▶ [Data provided]:
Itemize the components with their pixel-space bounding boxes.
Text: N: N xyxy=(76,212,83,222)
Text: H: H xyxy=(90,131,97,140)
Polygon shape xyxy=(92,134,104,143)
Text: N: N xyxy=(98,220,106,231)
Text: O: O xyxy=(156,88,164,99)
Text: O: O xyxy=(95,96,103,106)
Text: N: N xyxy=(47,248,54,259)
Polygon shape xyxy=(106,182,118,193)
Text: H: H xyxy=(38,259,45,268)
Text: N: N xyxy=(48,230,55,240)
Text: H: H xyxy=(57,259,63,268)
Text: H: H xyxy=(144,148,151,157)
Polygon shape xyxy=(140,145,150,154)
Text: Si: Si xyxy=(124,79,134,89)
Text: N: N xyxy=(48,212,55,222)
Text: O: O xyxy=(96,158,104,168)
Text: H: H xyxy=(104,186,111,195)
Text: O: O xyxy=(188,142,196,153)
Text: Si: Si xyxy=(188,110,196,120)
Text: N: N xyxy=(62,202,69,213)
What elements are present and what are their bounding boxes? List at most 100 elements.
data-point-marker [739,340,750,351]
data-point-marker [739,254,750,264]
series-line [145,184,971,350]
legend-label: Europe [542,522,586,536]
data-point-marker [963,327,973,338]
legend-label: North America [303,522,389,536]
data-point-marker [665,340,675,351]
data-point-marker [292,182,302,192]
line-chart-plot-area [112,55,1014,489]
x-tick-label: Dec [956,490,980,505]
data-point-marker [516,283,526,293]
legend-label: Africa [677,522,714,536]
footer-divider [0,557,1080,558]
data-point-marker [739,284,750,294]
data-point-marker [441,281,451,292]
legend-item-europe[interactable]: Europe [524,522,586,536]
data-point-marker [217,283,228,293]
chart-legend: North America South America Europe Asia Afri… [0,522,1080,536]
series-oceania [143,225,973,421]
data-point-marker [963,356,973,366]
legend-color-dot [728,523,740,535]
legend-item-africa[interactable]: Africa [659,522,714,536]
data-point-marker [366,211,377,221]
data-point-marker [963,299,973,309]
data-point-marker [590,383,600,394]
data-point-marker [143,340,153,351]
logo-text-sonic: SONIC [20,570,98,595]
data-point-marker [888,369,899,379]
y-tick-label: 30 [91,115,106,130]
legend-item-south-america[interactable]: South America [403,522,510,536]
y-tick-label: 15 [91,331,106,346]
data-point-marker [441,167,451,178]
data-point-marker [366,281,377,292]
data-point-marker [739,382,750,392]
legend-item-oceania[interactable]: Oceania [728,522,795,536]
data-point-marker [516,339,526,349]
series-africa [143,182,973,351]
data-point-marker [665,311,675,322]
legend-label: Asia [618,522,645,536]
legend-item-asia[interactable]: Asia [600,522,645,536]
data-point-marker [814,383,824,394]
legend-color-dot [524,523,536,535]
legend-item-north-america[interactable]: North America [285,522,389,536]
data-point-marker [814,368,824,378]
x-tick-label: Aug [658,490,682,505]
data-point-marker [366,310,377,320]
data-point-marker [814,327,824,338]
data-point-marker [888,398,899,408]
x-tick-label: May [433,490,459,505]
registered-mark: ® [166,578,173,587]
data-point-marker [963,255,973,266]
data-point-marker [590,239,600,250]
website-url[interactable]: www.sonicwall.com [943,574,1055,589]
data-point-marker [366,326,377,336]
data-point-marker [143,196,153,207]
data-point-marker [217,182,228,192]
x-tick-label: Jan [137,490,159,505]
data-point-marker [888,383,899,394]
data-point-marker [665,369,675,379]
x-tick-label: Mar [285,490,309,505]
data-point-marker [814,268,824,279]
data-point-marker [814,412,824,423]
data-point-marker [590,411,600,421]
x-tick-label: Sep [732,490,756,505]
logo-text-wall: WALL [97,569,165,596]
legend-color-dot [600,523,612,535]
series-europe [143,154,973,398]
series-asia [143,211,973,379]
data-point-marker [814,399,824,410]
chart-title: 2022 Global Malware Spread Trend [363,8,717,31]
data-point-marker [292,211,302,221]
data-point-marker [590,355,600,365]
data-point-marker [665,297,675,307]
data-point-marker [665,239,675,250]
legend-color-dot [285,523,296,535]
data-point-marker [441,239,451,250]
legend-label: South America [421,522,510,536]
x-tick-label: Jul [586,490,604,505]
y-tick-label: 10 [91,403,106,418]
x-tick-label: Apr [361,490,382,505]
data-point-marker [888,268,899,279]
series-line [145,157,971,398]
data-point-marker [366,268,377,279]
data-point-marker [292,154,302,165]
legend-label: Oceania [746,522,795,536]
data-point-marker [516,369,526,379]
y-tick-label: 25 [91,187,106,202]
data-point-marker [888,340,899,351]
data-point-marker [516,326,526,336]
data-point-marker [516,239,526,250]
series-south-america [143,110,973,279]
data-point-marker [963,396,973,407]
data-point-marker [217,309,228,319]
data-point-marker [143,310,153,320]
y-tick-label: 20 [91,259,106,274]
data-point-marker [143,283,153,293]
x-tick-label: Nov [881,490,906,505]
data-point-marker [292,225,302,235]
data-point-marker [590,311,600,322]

▶ [The request]: Put every line of the records above into a Markdown table with two columns, Row for a running number and Line for the line itself. Leave out blank lines.

▶ [The result]:
| Row | Line |
|---|---|
| 1 | Itemize the components with their pixel-space bounding boxes. |
| 2 | Text: N: N xyxy=(76,212,83,222) |
| 3 | Text: H: H xyxy=(90,131,97,140) |
| 4 | Polygon shape xyxy=(92,134,104,143) |
| 5 | Text: N: N xyxy=(98,220,106,231) |
| 6 | Text: O: O xyxy=(156,88,164,99) |
| 7 | Text: O: O xyxy=(95,96,103,106) |
| 8 | Text: N: N xyxy=(47,248,54,259) |
| 9 | Polygon shape xyxy=(106,182,118,193) |
| 10 | Text: H: H xyxy=(38,259,45,268) |
| 11 | Text: N: N xyxy=(48,230,55,240) |
| 12 | Text: H: H xyxy=(57,259,63,268) |
| 13 | Text: H: H xyxy=(144,148,151,157) |
| 14 | Polygon shape xyxy=(140,145,150,154) |
| 15 | Text: Si: Si xyxy=(124,79,134,89) |
| 16 | Text: N: N xyxy=(48,212,55,222) |
| 17 | Text: O: O xyxy=(96,158,104,168) |
| 18 | Text: H: H xyxy=(104,186,111,195) |
| 19 | Text: O: O xyxy=(188,142,196,153) |
| 20 | Text: Si: Si xyxy=(188,110,196,120) |
| 21 | Text: N: N xyxy=(62,202,69,213) |
| 22 | What elements are present and what are their bounding boxes? List at most 100 elements. |
| 23 | data-point-marker [739,340,750,351] |
| 24 | data-point-marker [739,254,750,264] |
| 25 | series-line [145,184,971,350] |
| 26 | legend-label: Europe [542,522,586,536] |
| 27 | data-point-marker [963,327,973,338] |
| 28 | legend-label: North America [303,522,389,536] |
| 29 | data-point-marker [665,340,675,351] |
| 30 | data-point-marker [292,182,302,192] |
| 31 | line-chart-plot-area [112,55,1014,489] |
| 32 | x-tick-label: Dec [956,490,980,505] |
| 33 | data-point-marker [516,283,526,293] |
| 34 | legend-label: Africa [677,522,714,536] |
| 35 | footer-divider [0,557,1080,558] |
| 36 | data-point-marker [739,284,750,294] |
| 37 | data-point-marker [441,281,451,292] |
| 38 | legend-item-europe[interactable]: Europe [524,522,586,536] |
| 39 | data-point-marker [217,283,228,293] |
| 40 | chart-legend: North America South America Europe Asia Afri… [0,522,1080,536] |
| 41 | series-oceania [143,225,973,421] |
| 42 | data-point-marker [963,356,973,366] |
| 43 | legend-color-dot [728,523,740,535] |
| 44 | legend-item-africa[interactable]: Africa [659,522,714,536] |
| 45 | data-point-marker [366,211,377,221] |
| 46 | data-point-marker [963,299,973,309] |
| 47 | data-point-marker [590,383,600,394] |
| 48 | data-point-marker [143,340,153,351] |
| 49 | logo-text-sonic: SONIC [20,570,98,595] |
| 50 | data-point-marker [888,369,899,379] |
| 51 | y-tick-label: 30 [91,115,106,130] |
| 52 | legend-item-south-america[interactable]: South America [403,522,510,536] |
| 53 | y-tick-label: 15 [91,331,106,346] |
| 54 | data-point-marker [441,167,451,178] |
| 55 | data-point-marker [366,281,377,292] |
| 56 | data-point-marker [739,382,750,392] |
| 57 | legend-item-oceania[interactable]: Oceania [728,522,795,536] |
| 58 | data-point-marker [516,339,526,349] |
| 59 | series-africa [143,182,973,351] |
| 60 | data-point-marker [665,311,675,322] |
| 61 | legend-label: Asia [618,522,645,536] |
| 62 | legend-item-asia[interactable]: Asia [600,522,645,536] |
| 63 | data-point-marker [814,383,824,394] |
| 64 | legend-color-dot [524,523,536,535] |
| 65 | legend-item-north-america[interactable]: North America [285,522,389,536] |
| 66 | data-point-marker [814,368,824,378] |
| 67 | x-tick-label: Aug [658,490,682,505] |
| 68 | data-point-marker [366,310,377,320] |
| 69 | data-point-marker [814,327,824,338] |
| 70 | data-point-marker [888,398,899,408] |
| 71 | x-tick-label: May [433,490,459,505] |
| 72 | registered-mark: ® [166,578,173,587] |
| 73 | data-point-marker [963,255,973,266] |
| 74 | data-point-marker [590,239,600,250] |
| 75 | website-url[interactable]: www.sonicwall.com [943,574,1055,589] |
| 76 | data-point-marker [366,326,377,336] |
| 77 | data-point-marker [143,196,153,207] |
| 78 | data-point-marker [217,182,228,192] |
| 79 | x-tick-label: Jan [137,490,159,505] |
| 80 | data-point-marker [888,383,899,394] |
| 81 | data-point-marker [665,369,675,379] |
| 82 | x-tick-label: Mar [285,490,309,505] |
| 83 | data-point-marker [814,268,824,279] |
| 84 | data-point-marker [814,412,824,423] |
| 85 | data-point-marker [590,411,600,421] |
| 86 | x-tick-label: Sep [732,490,756,505] |
| 87 | logo-text-wall: WALL [97,569,165,596] |
| 88 | legend-color-dot [600,523,612,535] |
| 89 | series-europe [143,154,973,398] |
| 90 | series-asia [143,211,973,379] |
| 91 | data-point-marker [814,399,824,410] |
| 92 | chart-title: 2022 Global Malware Spread Trend [363,8,717,31] |
| 93 | data-point-marker [292,211,302,221] |
| 94 | data-point-marker [590,355,600,365] |
| 95 | data-point-marker [665,297,675,307] |
| 96 | data-point-marker [665,239,675,250] |
| 97 | legend-color-dot [285,523,296,535] |
| 98 | data-point-marker [441,239,451,250] |
| 99 | legend-label: South America [421,522,510,536] |
| 100 | x-tick-label: Jul [586,490,604,505] |
| 101 | y-tick-label: 10 [91,403,106,418] |
| 102 | x-tick-label: Apr [361,490,382,505] |
| 103 | data-point-marker [888,268,899,279] |
| 104 | series-line [145,157,971,398] |
| 105 | data-point-marker [366,268,377,279] |
| 106 | data-point-marker [292,154,302,165] |
| 107 | legend-label: Oceania [746,522,795,536] |
| 108 | data-point-marker [516,369,526,379] |
| 109 | y-tick-label: 25 [91,187,106,202] |
| 110 | data-point-marker [888,340,899,351] |
| 111 | data-point-marker [516,326,526,336] |
| 112 | data-point-marker [516,239,526,250] |
| 113 | series-south-america [143,110,973,279] |
| 114 | data-point-marker [963,396,973,407] |
| 115 | data-point-marker [217,309,228,319] |
| 116 | data-point-marker [143,310,153,320] |
| 117 | y-tick-label: 20 [91,259,106,274] |
| 118 | data-point-marker [143,283,153,293] |
| 119 | x-tick-label: Nov [881,490,906,505] |
| 120 | data-point-marker [292,225,302,235] |
| 121 | data-point-marker [590,311,600,322] |